> **Given task**
Show all lines from the listing below that contain "xlabel".

** Start Records for this task **

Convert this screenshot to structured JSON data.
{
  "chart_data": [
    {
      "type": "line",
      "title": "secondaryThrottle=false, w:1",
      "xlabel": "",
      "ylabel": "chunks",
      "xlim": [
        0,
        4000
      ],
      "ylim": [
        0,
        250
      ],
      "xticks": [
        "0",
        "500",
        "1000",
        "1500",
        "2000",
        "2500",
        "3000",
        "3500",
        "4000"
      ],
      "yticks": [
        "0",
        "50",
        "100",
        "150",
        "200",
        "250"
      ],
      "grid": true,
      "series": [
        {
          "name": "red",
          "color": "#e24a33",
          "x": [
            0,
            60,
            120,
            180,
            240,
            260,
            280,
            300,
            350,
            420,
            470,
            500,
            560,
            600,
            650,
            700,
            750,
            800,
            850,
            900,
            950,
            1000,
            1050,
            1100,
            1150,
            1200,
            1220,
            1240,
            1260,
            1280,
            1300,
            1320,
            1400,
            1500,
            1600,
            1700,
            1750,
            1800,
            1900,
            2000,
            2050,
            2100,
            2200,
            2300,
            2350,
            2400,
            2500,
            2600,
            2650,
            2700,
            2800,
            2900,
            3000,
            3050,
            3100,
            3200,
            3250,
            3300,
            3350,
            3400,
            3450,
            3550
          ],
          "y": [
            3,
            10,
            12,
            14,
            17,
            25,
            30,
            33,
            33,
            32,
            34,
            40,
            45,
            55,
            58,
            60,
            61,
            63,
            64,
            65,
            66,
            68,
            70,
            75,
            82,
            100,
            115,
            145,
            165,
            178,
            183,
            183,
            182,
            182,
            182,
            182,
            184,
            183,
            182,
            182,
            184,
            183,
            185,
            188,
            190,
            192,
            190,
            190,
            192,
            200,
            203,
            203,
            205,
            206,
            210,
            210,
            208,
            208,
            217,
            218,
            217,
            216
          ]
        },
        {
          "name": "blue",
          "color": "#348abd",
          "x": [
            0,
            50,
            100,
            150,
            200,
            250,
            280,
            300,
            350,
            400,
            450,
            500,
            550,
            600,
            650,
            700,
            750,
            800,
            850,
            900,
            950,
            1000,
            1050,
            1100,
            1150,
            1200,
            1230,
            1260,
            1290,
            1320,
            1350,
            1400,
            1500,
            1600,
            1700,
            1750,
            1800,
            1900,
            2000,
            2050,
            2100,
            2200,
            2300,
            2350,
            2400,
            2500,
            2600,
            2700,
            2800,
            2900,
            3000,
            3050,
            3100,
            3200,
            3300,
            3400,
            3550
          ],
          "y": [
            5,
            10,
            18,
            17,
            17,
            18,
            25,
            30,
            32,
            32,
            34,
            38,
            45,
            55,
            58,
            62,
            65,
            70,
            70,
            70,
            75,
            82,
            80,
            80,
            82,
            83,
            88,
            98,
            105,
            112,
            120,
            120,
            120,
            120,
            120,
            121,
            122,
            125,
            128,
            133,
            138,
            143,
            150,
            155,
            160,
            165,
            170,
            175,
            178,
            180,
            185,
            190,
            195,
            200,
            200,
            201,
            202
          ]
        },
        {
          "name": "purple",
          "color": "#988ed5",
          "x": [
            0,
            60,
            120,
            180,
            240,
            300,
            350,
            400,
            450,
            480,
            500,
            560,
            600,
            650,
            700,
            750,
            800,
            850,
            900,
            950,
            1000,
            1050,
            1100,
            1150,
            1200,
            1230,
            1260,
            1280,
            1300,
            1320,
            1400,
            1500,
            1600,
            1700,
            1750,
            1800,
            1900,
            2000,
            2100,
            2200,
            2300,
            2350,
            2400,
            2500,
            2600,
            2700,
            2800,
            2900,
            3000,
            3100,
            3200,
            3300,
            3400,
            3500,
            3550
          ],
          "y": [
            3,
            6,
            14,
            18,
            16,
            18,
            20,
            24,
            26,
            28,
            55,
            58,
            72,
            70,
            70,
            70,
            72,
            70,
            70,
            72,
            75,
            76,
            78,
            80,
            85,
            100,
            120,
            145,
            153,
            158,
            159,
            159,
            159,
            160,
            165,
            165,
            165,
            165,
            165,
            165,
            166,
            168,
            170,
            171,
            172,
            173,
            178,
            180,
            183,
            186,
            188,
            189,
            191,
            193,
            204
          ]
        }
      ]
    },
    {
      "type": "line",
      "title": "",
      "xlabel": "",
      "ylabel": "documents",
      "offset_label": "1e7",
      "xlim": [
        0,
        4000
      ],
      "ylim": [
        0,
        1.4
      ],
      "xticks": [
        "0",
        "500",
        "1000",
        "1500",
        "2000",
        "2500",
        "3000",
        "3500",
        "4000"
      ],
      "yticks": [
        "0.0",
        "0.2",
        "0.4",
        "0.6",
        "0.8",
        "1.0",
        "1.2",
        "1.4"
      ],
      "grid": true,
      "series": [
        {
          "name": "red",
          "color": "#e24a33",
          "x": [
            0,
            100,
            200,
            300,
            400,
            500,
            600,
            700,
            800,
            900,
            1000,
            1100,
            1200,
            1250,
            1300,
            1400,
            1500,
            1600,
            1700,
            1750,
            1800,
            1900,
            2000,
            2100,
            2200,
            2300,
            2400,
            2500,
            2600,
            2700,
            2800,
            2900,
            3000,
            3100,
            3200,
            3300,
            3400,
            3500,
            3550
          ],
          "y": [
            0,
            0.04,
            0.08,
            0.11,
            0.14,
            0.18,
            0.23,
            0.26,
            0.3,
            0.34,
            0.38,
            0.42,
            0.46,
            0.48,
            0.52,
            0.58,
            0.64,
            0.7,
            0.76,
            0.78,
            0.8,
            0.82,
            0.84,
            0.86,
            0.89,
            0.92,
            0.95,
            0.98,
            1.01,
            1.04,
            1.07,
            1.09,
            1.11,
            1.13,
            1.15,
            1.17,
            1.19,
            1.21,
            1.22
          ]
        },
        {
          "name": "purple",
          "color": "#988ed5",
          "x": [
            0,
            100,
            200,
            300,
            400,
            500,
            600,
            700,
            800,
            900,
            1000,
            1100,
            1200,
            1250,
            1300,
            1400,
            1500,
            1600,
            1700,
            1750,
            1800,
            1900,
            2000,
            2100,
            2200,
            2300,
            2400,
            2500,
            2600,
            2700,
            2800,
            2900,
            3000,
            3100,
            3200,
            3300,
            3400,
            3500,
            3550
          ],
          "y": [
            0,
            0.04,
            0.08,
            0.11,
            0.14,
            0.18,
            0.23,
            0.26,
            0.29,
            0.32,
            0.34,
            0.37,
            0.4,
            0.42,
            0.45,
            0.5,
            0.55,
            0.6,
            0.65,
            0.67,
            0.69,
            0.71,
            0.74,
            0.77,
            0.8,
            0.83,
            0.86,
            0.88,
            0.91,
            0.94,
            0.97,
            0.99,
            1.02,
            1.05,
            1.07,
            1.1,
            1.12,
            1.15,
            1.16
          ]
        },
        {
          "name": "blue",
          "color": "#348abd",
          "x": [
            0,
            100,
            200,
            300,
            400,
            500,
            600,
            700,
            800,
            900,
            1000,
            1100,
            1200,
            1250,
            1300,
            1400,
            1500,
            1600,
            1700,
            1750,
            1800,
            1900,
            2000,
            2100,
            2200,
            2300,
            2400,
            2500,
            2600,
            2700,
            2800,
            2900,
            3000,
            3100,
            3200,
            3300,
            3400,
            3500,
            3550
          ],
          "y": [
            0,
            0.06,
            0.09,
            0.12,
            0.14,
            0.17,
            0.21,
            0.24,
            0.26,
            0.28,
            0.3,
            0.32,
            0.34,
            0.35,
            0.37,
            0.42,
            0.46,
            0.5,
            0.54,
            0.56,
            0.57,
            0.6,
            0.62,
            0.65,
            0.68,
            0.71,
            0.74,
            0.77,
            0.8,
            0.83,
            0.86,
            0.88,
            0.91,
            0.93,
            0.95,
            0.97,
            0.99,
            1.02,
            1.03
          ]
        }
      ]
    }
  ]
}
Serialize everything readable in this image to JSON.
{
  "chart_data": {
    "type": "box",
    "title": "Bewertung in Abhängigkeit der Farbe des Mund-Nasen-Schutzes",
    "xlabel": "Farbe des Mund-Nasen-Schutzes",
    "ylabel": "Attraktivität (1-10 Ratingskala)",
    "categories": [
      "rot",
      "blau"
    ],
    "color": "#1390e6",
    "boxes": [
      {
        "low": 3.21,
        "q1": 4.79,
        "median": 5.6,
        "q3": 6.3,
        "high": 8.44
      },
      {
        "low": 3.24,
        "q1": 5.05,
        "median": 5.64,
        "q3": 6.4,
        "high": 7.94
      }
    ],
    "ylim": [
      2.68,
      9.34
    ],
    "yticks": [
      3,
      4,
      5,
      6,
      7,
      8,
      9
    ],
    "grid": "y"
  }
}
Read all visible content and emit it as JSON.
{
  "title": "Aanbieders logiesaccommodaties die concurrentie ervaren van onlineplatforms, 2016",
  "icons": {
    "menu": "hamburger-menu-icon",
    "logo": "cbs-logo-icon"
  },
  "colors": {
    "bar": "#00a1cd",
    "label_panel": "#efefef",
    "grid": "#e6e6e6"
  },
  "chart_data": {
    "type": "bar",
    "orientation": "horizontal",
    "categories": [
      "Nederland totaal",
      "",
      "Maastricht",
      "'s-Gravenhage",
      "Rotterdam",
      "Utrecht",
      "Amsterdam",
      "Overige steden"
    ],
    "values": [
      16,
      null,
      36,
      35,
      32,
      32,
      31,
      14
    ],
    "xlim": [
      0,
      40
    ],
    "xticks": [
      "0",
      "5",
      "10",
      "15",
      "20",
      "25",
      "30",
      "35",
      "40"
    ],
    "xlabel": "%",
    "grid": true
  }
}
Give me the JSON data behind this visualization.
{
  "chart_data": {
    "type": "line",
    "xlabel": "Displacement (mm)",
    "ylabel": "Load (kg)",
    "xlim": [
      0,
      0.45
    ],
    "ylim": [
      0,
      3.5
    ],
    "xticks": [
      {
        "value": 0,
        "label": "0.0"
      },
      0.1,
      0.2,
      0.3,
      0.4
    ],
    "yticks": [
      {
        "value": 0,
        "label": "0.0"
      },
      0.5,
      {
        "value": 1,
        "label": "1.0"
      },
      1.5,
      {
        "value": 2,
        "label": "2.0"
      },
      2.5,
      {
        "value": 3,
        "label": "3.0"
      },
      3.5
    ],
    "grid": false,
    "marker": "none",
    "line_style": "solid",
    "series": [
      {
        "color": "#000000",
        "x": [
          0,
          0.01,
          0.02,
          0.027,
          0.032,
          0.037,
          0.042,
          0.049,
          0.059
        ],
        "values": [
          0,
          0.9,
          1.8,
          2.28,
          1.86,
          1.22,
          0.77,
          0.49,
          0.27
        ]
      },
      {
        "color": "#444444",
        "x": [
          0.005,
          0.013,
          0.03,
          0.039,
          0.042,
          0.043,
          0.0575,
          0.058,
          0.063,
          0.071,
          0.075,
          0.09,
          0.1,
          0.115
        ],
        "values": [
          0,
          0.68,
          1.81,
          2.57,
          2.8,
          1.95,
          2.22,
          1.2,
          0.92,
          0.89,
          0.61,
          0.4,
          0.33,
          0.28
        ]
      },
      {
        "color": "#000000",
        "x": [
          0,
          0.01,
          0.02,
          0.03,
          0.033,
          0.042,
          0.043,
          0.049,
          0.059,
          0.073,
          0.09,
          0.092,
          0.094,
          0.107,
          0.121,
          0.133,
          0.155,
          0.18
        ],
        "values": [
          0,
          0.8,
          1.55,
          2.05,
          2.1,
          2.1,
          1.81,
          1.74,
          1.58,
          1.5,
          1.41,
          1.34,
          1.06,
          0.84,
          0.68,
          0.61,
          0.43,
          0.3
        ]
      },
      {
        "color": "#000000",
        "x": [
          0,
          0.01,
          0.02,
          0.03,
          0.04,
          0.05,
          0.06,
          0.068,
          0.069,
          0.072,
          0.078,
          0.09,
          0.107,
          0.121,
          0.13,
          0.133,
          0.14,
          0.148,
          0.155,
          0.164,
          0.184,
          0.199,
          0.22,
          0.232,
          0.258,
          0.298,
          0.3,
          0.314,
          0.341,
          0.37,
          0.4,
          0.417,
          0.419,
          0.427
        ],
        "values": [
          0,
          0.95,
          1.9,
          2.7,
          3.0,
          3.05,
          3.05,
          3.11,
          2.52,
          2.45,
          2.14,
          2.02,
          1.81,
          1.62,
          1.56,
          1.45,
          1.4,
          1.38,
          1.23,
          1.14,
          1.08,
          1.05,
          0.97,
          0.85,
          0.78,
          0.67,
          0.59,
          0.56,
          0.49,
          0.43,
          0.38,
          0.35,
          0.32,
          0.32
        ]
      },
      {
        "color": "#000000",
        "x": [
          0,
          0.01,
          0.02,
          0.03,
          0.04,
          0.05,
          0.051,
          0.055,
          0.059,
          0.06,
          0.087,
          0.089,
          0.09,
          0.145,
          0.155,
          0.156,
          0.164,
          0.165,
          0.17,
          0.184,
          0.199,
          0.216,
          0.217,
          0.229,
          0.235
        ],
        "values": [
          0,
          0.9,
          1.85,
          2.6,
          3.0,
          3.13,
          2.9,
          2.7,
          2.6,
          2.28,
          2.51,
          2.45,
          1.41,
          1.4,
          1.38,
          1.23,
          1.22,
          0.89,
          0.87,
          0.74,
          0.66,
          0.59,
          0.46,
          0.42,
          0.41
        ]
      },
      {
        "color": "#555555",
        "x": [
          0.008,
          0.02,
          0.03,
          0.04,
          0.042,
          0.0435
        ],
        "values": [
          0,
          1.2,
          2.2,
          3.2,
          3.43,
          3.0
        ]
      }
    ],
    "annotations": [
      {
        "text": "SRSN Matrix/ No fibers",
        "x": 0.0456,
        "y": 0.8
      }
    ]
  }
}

** End Records for this task **

> **Problem solution**
      "xlabel": "",
      "xlabel": "",
    "xlabel": "Farbe des Mund-Nasen-Schutzes",
    "xlabel": "%",
    "xlabel": "Displacement (mm)",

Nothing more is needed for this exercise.